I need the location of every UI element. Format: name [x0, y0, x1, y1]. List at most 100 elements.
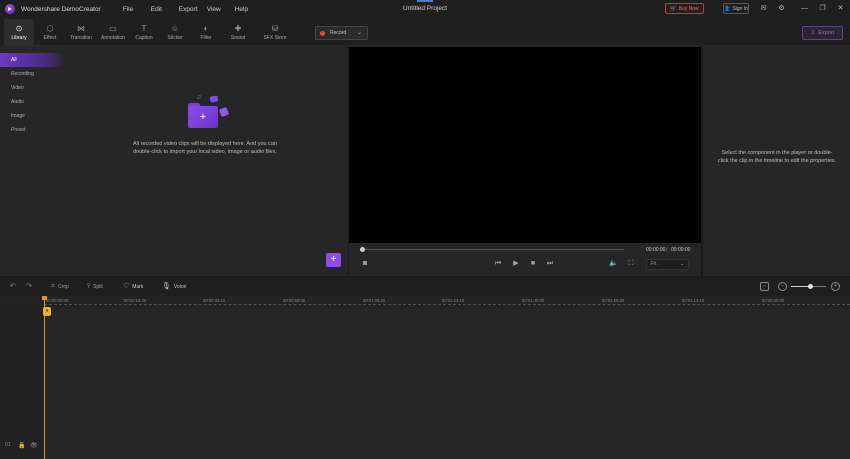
undo-icon: ↶: [10, 283, 16, 290]
record-label: Record: [330, 30, 347, 36]
ruler-tick-label: 00:01:06:20: [363, 298, 386, 303]
timeline-toolbar: ↶ ↷ ⌗ Crop ⫯ Split ♡ Mark 🎙 Voice ⇔ − +: [0, 277, 850, 296]
video-icon: [218, 106, 230, 118]
preview-quality-select[interactable]: Fit ⌄: [646, 259, 689, 270]
split-button[interactable]: ⫯ Split: [87, 283, 103, 290]
media-library-panel: All Recording Video Audio Image Preset ♫…: [0, 46, 348, 276]
playback-progress-bar[interactable]: [360, 247, 624, 252]
tab-effect[interactable]: ⬡ Effect: [35, 19, 65, 45]
tab-filter[interactable]: ◐ Filter: [191, 19, 221, 45]
mark-label: Mark: [132, 283, 144, 290]
menu-export[interactable]: Export: [179, 6, 207, 13]
close-icon[interactable]: ✕: [836, 4, 845, 13]
playhead-marker-icon[interactable]: ⏸: [43, 307, 51, 316]
voice-button[interactable]: 🎙 Voice: [162, 283, 186, 290]
mark-button[interactable]: ♡ Mark: [123, 283, 143, 290]
fit-timeline-icon[interactable]: ⇔: [760, 282, 769, 291]
cart-icon: 🛒: [670, 5, 677, 12]
lock-icon[interactable]: 🔒: [18, 442, 25, 449]
current-time: 00:00:00: [646, 247, 666, 253]
minimize-icon[interactable]: —: [800, 4, 809, 13]
title-bar: Wondershare DemoCreator File Edit Export…: [0, 0, 850, 18]
fullscreen-icon[interactable]: ⛶: [627, 260, 635, 268]
undo-button[interactable]: ↶: [10, 283, 16, 290]
zoom-out-icon[interactable]: −: [778, 282, 787, 291]
buy-now-label: Buy Now: [678, 5, 699, 12]
zoom-in-icon[interactable]: +: [831, 282, 840, 291]
chevron-down-icon[interactable]: ⌄: [357, 29, 362, 36]
properties-hint: Select the component in the player or do…: [717, 150, 837, 164]
image-icon: [209, 95, 219, 103]
total-time: 00:00:00: [671, 247, 691, 253]
music-note-icon: ♫: [196, 94, 202, 101]
sfx-store-icon: ⛁: [271, 23, 279, 33]
crop-label: Crop: [57, 283, 69, 290]
playback-progress-knob[interactable]: [360, 247, 365, 252]
tab-transition[interactable]: ⋈ Transition: [66, 19, 96, 45]
sound-icon: ✚: [234, 23, 242, 33]
annotation-icon: ▭: [109, 23, 117, 33]
stop-icon[interactable]: ■: [529, 260, 537, 268]
ruler-tick-label: 00:02:13:10: [682, 298, 705, 303]
sidebar-item-video[interactable]: Video: [0, 81, 65, 95]
next-frame-icon[interactable]: ⏭: [546, 260, 554, 268]
sign-in-label: Sign In: [732, 5, 748, 12]
settings-icon[interactable]: ⚙: [777, 4, 786, 13]
effect-icon: ⬡: [46, 23, 54, 33]
camera-snapshot-icon[interactable]: ◙: [361, 260, 369, 268]
ruler-tick-label: 00:00:33:10: [203, 298, 226, 303]
tab-label: Library: [11, 34, 27, 41]
sidebar-item-audio[interactable]: Audio: [0, 95, 65, 109]
buy-now-button[interactable]: 🛒 Buy Now: [665, 3, 704, 14]
menu-help[interactable]: Help: [235, 6, 263, 13]
tab-sfx-store[interactable]: ⛁ SFX Store: [260, 19, 290, 45]
menu-bar: File Edit Export View Help: [123, 6, 263, 13]
volume-icon[interactable]: 🔈: [609, 260, 618, 268]
video-player-canvas[interactable]: [349, 47, 701, 243]
menu-view[interactable]: View: [207, 6, 235, 13]
crop-button[interactable]: ⌗ Crop: [51, 283, 69, 290]
timeline-ruler[interactable]: 00:00:00:00 00:00:16:20 00:00:33:10 00:0…: [0, 296, 850, 308]
tab-annotation[interactable]: ▭ Annotation: [98, 19, 128, 45]
democreator-logo-icon: [5, 4, 15, 14]
tab-sticker[interactable]: ☺ Sticker: [160, 19, 190, 45]
play-icon[interactable]: ▶: [512, 260, 520, 268]
mail-icon[interactable]: ✉: [759, 4, 768, 13]
sticker-icon: ☺: [170, 23, 180, 33]
ruler-tick-label: 00:00:50:00: [283, 298, 306, 303]
sidebar-item-preset[interactable]: Preset: [0, 123, 65, 137]
chevron-down-icon: ⌄: [679, 261, 684, 267]
zoom-slider-knob[interactable]: [808, 284, 814, 289]
ruler-tick-label: 00:01:40:00: [522, 298, 545, 303]
tab-label: Transition: [70, 34, 92, 41]
filter-icon: ◐: [203, 23, 209, 33]
user-icon: 👤: [724, 5, 731, 12]
tab-library[interactable]: ⊙ Library: [4, 19, 34, 45]
ruler-tick-label: 00:02:30:00: [762, 298, 785, 303]
tab-caption[interactable]: T Caption: [129, 19, 159, 45]
sidebar-item-all[interactable]: All: [0, 53, 65, 67]
record-button[interactable]: Record ⌄: [315, 26, 368, 40]
plus-icon: +: [330, 254, 337, 265]
sign-in-button[interactable]: 👤 Sign In: [723, 3, 749, 14]
playhead-line[interactable]: [44, 298, 45, 459]
maximize-icon[interactable]: ❐: [818, 4, 827, 13]
menu-file[interactable]: File: [123, 6, 151, 13]
tab-label: Caption: [135, 34, 153, 41]
export-button[interactable]: ⇪ Export: [802, 26, 843, 40]
redo-button[interactable]: ↷: [26, 283, 32, 290]
tab-sound[interactable]: ✚ Sound: [223, 19, 253, 45]
transition-icon: ⋈: [77, 23, 85, 33]
previous-frame-icon[interactable]: ⏮: [494, 260, 502, 268]
sidebar-item-image[interactable]: Image: [0, 109, 65, 123]
library-icon: ⊙: [15, 23, 23, 33]
timeline-tracks-area[interactable]: [0, 308, 850, 459]
menu-edit[interactable]: Edit: [151, 6, 179, 13]
main-toolbar: ⊙ Library ⬡ Effect ⋈ Transition ▭ Annota…: [0, 18, 850, 46]
quality-value: Fit: [651, 261, 657, 267]
timeline-zoom-slider[interactable]: [791, 284, 826, 289]
import-media-button[interactable]: +: [326, 253, 341, 267]
eye-icon[interactable]: 👁: [30, 442, 38, 449]
sidebar-item-recording[interactable]: Recording: [0, 67, 65, 81]
democreator-window: Wondershare DemoCreator File Edit Export…: [0, 0, 850, 459]
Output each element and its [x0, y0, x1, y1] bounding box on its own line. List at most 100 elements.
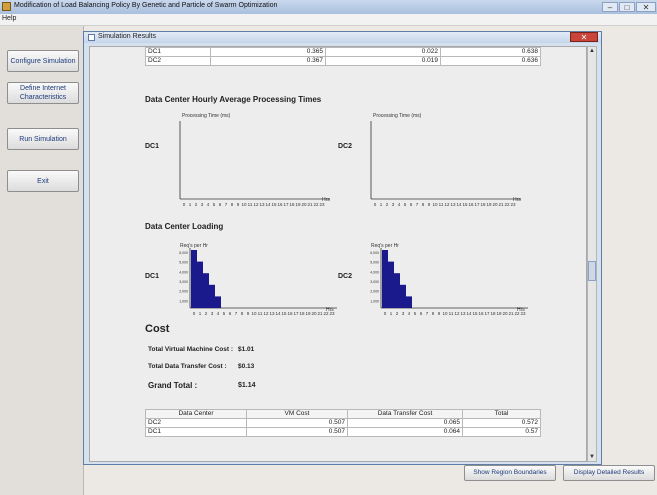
y-tick-label: 3,000 — [179, 280, 188, 284]
processing-dc1-xticks: 0 1 2 3 4 5 6 7 8 9 10 11 12 13 14 15 16 17 18 19 20 21 22 23 — [183, 202, 325, 207]
load-bar — [388, 261, 394, 308]
exit-button[interactable]: Exit — [7, 170, 79, 192]
processing-dc2-chart: 0 1 2 3 4 5 6 7 8 9 10 11 12 13 14 15 16 17 18 19 20 21 22 23 — [370, 121, 521, 207]
x-tick-label: 17 — [474, 202, 480, 207]
y-tick-label: 6,000 — [179, 251, 188, 255]
grand-total-label: Grand Total : — [148, 381, 198, 390]
x-tick-label: 18 — [289, 202, 295, 207]
x-tick-label: 20 — [301, 202, 307, 207]
y-tick-label: 4,000 — [179, 270, 188, 274]
x-tick-label: 15 — [271, 202, 277, 207]
x-tick-label: 13 — [269, 311, 275, 316]
loading-dc2-label: DC2 — [338, 273, 353, 280]
y-tick-label: 5,000 — [370, 261, 379, 265]
x-tick-label: 6 — [219, 202, 222, 207]
x-tick-label: 5 — [213, 202, 216, 207]
x-tick-label: 20 — [311, 311, 317, 316]
x-tick-label: 1 — [189, 202, 192, 207]
define-internet-characteristics-button[interactable]: Define Internet Characteristics — [7, 82, 79, 104]
table-cell: 0.065 — [347, 418, 463, 428]
x-tick-label: 0 — [183, 202, 186, 207]
x-tick-label: 16 — [287, 311, 293, 316]
x-tick-label: 15 — [281, 311, 287, 316]
dialog-title: Simulation Results — [98, 33, 156, 40]
processing-dc1-chart: 0 1 2 3 4 5 6 7 8 9 10 11 12 13 14 15 16 17 18 19 20 21 22 23 — [179, 121, 330, 207]
x-tick-label: 2 — [195, 202, 198, 207]
results-content: DC1 0.365 0.022 0.638 DC2 0.367 0.019 0.… — [89, 46, 587, 462]
scroll-up-arrow-icon[interactable]: ▲ — [588, 47, 596, 55]
x-tick-label: 18 — [490, 311, 496, 316]
minimize-button[interactable]: – — [602, 2, 618, 12]
y-tick-label: 1,000 — [179, 299, 188, 303]
window-close-button[interactable]: ✕ — [636, 2, 656, 12]
load-bar — [400, 284, 406, 308]
data-transfer-cost-value: $0.13 — [238, 363, 255, 370]
scroll-thumb[interactable] — [588, 261, 596, 281]
show-region-boundaries-button[interactable]: Show Region Boundaries — [464, 465, 556, 481]
display-detailed-results-button[interactable]: Display Detailed Results — [563, 465, 655, 481]
column-header: VM Cost — [246, 409, 348, 419]
dialog-close-button[interactable]: ✕ — [570, 32, 598, 42]
load-bar — [215, 296, 221, 308]
x-tick-label: 14 — [265, 202, 271, 207]
x-tick-label: 8 — [241, 311, 244, 316]
scroll-down-arrow-icon[interactable]: ▼ — [588, 453, 596, 461]
simulation-results-dialog: Simulation Results ✕ DC1 0.365 0.022 0.6… — [83, 31, 602, 465]
x-tick-label: 13 — [259, 202, 265, 207]
column-header: Total — [462, 409, 541, 419]
menu-help[interactable]: Help — [2, 15, 16, 22]
x-tick-label: 9 — [438, 311, 441, 316]
x-tick-label: 11 — [439, 202, 444, 207]
loading-dc2-chart: 1,0002,0003,0004,0005,0006,0000 1 2 3 4 5 6 7 8 9… — [370, 248, 528, 316]
x-tick-label: 4 — [408, 311, 411, 316]
x-tick-label: 6 — [420, 311, 423, 316]
main-title-bar: Modification of Load Balancing Policy By… — [0, 0, 657, 15]
processing-times-title: Data Center Hourly Average Processing Ti… — [145, 95, 322, 104]
x-tick-label: 22 — [504, 202, 510, 207]
vm-cost-value: $1.01 — [238, 346, 255, 353]
x-tick-label: 14 — [466, 311, 472, 316]
x-tick-label: 13 — [450, 202, 456, 207]
table-cell: 0.507 — [246, 418, 348, 428]
x-tick-label: 11 — [449, 311, 454, 316]
x-tick-label: 1 — [199, 311, 202, 316]
x-tick-label: 10 — [432, 202, 438, 207]
x-tick-label: 21 — [317, 311, 323, 316]
table-row: DC2 0.367 0.019 0.636 — [145, 56, 541, 66]
x-tick-label: 3 — [211, 311, 214, 316]
x-tick-label: 13 — [460, 311, 466, 316]
y-tick-label: 4,000 — [370, 270, 379, 274]
configure-simulation-button[interactable]: Configure Simulation — [7, 50, 79, 72]
dc-summary-table: DC1 0.365 0.022 0.638 DC2 0.367 0.019 0.… — [145, 47, 541, 66]
x-tick-label: 18 — [480, 202, 486, 207]
x-tick-label: 2 — [205, 311, 208, 316]
maximize-button[interactable]: □ — [619, 2, 635, 12]
x-tick-label: 12 — [444, 202, 450, 207]
x-tick-label: 14 — [456, 202, 462, 207]
load-bar — [209, 284, 215, 308]
x-tick-label: 8 — [432, 311, 435, 316]
x-tick-label: 3 — [402, 311, 405, 316]
table-cell: DC1 — [145, 427, 247, 437]
x-tick-label: 21 — [307, 202, 313, 207]
x-tick-label: 5 — [404, 202, 407, 207]
x-tick-label: 19 — [496, 311, 502, 316]
x-tick-label: 19 — [295, 202, 301, 207]
table-cell: 0.636 — [440, 56, 541, 66]
x-tick-label: 20 — [492, 202, 498, 207]
x-tick-label: 12 — [253, 202, 259, 207]
run-simulation-button[interactable]: Run Simulation — [7, 128, 79, 150]
x-tick-label: 7 — [416, 202, 419, 207]
y-tick-label: 5,000 — [179, 261, 188, 265]
loading-dc1-chart: 1,0002,0003,0004,0005,0006,0000 1 2 3 4 5 6 7 8 9… — [179, 248, 337, 316]
table-cell: 0.507 — [246, 427, 348, 437]
table-cell: 0.019 — [325, 56, 441, 66]
cost-title: Cost — [145, 323, 170, 335]
vertical-scrollbar[interactable]: ▲ ▼ — [587, 46, 597, 462]
load-bar — [197, 261, 203, 308]
x-tick-label: 0 — [193, 311, 196, 316]
x-tick-label: 3 — [392, 202, 395, 207]
table-cell: 0.638 — [440, 47, 541, 57]
x-tick-label: 4 — [207, 202, 210, 207]
table-cell: 0.572 — [462, 418, 541, 428]
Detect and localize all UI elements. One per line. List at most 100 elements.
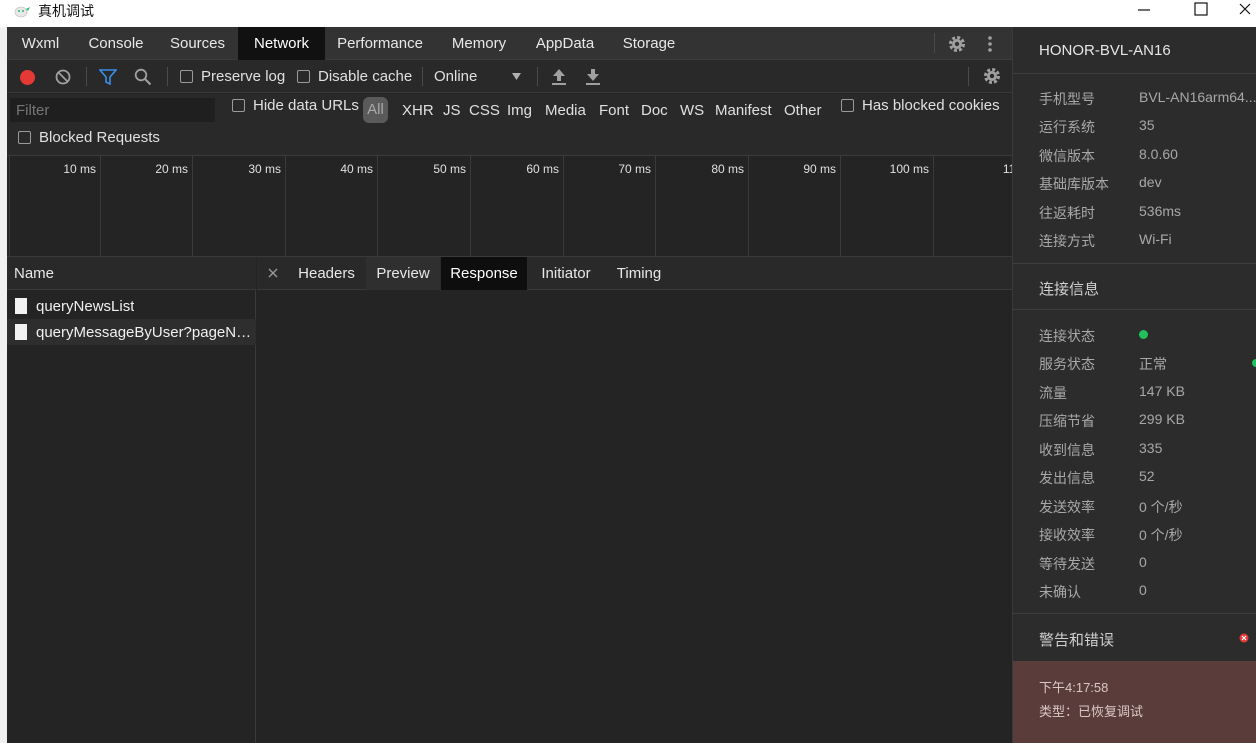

____________________

Reproduce verbatim the stretch of the listing from the line containing "undo-icon: ↶: [10, 283, 16, 290]" through the line containing "split-button[interactable]: ⫯ Split: [87, 283, 103, 290]", both lines included.

> _SOLUTION FOR THIS TASK_:
undo-icon: ↶: [10, 283, 16, 290]
record-label: Record: [330, 30, 347, 36]
ruler-tick-label: 00:01:06:20: [363, 298, 386, 303]
timeline-toolbar: ↶ ↷ ⌗ Crop ⫯ Split ♡ Mark 🎙 Voice ⇔ − +: [0, 277, 850, 296]
video-icon: [218, 106, 230, 118]
preview-quality-select[interactable]: Fit ⌄: [646, 259, 689, 270]
split-button[interactable]: ⫯ Split: [87, 283, 103, 290]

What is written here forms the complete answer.